REQUIREMENT:
From the entries below, work out the number of lines that hold the word "見たこともないし", and give that number alone.

RECORD LIST:

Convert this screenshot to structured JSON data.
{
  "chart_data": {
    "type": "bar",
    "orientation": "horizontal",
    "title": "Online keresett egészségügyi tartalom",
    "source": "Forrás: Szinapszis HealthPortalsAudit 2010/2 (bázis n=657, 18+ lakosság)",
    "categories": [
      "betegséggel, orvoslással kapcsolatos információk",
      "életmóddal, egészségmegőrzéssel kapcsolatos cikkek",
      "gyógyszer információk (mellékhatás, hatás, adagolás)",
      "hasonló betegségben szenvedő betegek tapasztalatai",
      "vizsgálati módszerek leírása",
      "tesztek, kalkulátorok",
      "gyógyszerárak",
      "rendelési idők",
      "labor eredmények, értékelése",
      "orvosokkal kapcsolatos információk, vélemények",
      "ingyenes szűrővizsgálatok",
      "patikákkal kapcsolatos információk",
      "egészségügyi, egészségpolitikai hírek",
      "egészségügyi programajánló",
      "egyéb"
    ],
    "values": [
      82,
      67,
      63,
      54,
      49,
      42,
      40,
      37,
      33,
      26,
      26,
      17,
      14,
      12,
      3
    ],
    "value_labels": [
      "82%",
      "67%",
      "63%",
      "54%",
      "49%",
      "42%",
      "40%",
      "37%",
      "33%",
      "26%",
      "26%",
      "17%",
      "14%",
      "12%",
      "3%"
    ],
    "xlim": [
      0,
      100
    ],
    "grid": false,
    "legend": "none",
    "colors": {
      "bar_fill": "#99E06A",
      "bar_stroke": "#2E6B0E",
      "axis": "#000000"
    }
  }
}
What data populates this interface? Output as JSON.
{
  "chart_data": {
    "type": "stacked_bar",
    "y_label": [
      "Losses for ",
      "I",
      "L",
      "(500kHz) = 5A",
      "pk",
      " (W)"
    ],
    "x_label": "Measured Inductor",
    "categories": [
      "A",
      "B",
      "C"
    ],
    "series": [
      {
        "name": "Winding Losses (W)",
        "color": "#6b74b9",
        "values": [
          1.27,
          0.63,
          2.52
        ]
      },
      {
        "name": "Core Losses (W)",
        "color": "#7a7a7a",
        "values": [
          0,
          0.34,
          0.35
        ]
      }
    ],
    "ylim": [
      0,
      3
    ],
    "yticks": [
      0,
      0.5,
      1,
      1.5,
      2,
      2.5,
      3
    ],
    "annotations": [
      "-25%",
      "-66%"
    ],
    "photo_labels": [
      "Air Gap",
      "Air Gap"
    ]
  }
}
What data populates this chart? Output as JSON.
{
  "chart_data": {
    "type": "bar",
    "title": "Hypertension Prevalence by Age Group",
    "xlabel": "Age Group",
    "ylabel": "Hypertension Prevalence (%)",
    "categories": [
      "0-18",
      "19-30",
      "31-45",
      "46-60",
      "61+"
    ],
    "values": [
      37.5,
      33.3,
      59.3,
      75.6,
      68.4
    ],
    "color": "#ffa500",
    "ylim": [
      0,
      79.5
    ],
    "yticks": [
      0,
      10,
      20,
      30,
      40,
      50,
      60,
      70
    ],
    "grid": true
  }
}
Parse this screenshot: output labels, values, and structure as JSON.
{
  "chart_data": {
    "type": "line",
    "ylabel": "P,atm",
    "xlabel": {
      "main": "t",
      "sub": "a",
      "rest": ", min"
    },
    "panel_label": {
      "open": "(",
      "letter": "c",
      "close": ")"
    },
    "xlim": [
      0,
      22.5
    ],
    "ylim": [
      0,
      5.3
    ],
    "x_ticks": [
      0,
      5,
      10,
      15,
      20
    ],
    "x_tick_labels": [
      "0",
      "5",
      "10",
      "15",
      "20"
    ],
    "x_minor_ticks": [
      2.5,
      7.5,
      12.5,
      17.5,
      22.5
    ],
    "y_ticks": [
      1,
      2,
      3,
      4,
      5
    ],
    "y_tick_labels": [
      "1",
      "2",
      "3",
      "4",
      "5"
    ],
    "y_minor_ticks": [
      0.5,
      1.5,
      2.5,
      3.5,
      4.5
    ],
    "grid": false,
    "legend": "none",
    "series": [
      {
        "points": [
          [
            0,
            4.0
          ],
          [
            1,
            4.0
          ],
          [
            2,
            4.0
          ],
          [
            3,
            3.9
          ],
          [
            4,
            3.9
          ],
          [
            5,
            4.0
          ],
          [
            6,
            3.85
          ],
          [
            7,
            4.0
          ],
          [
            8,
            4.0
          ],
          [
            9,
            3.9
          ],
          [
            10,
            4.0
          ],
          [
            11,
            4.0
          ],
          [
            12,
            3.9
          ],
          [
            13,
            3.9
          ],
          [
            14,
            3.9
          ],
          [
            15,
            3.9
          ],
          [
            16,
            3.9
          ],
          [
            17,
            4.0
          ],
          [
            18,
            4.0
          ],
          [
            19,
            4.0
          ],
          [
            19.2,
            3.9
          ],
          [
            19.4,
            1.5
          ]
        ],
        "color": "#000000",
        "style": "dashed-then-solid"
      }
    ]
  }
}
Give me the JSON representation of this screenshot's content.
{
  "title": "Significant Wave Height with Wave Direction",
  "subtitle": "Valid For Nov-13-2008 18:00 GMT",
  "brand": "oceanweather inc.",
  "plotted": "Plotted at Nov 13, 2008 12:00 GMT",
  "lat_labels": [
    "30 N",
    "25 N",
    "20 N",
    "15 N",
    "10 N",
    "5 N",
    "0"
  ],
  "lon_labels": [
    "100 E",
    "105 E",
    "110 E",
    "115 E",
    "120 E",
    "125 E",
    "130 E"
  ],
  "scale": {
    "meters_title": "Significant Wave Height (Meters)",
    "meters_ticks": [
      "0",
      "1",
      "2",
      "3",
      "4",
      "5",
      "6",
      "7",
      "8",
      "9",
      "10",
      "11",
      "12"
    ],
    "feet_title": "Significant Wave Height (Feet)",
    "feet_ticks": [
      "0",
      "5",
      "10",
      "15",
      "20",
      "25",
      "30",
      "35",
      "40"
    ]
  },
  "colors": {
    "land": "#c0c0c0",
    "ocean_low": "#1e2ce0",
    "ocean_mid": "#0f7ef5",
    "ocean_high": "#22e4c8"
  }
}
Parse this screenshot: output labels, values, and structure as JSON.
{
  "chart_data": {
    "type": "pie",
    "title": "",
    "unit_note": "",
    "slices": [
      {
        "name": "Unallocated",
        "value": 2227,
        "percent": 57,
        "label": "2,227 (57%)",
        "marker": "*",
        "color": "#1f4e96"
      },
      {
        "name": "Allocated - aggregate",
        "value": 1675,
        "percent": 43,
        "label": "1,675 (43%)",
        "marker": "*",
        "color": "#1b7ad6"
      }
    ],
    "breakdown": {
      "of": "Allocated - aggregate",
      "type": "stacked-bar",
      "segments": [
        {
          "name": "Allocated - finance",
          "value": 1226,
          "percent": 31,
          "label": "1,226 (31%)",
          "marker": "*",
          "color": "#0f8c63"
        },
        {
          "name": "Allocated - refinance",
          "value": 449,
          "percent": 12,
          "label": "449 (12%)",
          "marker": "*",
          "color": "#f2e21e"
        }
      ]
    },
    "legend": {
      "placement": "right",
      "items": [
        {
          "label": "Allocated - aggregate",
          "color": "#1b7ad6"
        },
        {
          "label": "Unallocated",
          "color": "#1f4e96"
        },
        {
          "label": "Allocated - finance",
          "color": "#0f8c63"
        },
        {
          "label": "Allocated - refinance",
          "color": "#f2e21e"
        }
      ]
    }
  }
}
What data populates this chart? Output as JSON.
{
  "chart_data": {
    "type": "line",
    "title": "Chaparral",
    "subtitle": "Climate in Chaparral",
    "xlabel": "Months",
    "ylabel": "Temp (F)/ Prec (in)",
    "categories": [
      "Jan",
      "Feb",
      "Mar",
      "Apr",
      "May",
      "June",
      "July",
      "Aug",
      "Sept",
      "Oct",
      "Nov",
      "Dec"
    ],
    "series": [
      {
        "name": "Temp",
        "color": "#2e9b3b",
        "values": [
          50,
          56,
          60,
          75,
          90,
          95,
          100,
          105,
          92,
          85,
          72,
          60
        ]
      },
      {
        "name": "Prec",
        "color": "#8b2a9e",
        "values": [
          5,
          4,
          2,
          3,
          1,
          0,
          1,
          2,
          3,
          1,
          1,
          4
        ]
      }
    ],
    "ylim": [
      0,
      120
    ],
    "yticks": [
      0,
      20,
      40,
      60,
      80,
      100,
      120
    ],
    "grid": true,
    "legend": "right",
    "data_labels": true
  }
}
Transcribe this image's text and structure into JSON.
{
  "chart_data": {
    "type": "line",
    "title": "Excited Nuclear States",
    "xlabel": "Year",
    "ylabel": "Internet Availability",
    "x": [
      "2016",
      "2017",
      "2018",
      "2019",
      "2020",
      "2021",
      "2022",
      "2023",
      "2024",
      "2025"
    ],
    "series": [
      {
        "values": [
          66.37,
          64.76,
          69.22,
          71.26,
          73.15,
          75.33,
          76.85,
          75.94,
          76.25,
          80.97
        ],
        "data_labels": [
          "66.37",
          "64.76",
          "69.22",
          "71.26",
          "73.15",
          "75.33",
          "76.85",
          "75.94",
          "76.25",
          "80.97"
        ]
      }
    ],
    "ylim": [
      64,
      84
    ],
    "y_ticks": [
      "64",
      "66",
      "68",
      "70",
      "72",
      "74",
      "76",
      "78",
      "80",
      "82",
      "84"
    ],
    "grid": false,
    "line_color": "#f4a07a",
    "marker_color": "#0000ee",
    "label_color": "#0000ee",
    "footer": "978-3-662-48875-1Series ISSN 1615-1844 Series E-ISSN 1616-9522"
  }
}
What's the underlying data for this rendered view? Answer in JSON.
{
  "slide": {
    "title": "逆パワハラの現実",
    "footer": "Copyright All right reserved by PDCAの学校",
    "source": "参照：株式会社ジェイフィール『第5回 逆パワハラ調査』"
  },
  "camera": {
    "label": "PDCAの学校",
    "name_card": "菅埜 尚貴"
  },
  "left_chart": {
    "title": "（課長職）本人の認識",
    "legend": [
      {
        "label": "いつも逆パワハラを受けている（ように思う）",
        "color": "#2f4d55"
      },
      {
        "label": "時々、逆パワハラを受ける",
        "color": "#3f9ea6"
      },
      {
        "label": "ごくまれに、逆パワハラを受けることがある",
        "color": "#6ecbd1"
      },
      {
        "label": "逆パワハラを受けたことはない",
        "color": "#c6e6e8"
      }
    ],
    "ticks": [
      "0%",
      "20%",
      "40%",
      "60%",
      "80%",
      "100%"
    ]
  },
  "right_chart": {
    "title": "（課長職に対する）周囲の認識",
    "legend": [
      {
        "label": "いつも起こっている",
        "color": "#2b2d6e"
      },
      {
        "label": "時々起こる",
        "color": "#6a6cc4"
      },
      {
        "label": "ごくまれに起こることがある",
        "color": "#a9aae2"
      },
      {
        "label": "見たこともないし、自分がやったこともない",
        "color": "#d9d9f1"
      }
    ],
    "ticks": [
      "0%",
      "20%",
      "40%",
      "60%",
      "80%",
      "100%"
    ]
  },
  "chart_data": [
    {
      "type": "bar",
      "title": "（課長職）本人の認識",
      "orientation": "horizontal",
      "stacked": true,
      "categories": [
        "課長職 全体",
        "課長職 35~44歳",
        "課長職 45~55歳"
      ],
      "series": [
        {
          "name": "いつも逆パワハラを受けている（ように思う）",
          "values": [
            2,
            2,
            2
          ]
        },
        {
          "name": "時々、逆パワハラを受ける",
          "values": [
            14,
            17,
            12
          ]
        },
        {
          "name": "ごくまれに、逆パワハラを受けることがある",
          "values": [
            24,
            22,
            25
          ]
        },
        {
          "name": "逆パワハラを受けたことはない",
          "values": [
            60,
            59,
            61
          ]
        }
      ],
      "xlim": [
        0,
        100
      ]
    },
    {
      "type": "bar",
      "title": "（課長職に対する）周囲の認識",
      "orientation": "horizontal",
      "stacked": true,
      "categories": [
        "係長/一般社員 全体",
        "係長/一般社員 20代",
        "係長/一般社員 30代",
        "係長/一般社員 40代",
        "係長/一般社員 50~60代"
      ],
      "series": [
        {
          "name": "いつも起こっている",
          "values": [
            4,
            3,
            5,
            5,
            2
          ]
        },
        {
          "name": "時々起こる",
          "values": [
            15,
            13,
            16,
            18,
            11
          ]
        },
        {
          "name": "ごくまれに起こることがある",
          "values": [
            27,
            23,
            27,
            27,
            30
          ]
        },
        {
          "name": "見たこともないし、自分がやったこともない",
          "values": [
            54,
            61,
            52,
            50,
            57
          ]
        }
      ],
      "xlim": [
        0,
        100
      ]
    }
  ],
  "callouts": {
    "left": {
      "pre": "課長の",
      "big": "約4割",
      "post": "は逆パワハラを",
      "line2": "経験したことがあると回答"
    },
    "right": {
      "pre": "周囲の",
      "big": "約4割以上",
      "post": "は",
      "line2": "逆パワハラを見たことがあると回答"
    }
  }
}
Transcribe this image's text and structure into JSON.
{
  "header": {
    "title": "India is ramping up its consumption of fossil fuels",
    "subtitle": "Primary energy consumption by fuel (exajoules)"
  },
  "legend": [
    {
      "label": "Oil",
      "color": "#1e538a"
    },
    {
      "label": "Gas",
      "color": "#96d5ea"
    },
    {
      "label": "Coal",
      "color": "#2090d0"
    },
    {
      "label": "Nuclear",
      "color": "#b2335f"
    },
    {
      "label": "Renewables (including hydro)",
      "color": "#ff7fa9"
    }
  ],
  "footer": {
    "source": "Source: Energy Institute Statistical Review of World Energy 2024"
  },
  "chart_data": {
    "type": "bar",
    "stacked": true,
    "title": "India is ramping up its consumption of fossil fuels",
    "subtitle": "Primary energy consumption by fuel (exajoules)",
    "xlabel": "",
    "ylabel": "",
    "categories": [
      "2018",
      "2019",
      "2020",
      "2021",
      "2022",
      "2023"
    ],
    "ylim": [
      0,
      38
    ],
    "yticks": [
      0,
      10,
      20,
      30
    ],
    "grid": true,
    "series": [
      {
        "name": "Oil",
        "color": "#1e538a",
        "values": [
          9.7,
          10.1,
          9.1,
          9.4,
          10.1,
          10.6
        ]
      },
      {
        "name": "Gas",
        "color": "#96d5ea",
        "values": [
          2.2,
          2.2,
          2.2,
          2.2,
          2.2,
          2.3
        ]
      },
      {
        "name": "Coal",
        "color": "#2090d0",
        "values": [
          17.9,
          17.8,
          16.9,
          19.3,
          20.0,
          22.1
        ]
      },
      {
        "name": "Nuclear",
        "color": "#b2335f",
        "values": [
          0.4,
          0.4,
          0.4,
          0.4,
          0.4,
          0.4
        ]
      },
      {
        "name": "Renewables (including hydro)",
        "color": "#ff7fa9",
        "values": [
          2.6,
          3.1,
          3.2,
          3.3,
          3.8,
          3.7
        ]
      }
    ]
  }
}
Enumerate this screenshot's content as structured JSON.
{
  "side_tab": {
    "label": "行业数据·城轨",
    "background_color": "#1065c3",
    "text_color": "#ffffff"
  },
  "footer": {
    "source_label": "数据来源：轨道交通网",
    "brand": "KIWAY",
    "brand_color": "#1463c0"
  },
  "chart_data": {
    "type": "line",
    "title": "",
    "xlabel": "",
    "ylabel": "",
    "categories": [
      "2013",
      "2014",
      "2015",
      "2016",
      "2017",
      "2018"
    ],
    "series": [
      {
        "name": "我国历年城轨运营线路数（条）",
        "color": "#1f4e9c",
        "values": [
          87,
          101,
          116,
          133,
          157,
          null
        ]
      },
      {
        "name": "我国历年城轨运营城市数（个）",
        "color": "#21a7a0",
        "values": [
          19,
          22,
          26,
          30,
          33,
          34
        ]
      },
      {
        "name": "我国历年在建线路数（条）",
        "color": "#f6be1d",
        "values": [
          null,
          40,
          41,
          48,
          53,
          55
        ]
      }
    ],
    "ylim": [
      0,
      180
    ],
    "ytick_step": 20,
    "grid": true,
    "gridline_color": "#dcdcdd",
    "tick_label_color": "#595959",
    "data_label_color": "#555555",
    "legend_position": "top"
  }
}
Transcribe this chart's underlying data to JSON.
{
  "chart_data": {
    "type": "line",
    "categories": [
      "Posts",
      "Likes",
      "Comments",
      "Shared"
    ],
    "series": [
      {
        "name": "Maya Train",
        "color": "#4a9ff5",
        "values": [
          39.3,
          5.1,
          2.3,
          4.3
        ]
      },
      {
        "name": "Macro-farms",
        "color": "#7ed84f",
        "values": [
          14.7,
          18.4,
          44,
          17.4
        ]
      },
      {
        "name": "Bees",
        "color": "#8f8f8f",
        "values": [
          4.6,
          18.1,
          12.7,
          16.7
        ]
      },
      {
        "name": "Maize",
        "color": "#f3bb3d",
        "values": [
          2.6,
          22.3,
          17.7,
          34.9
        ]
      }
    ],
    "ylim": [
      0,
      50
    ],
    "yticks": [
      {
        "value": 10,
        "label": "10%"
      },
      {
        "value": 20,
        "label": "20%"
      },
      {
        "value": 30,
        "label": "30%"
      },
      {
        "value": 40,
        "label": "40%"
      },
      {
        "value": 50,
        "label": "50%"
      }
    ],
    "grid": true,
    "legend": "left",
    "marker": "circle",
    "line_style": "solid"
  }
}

OUTPUT OF THE TASK:
2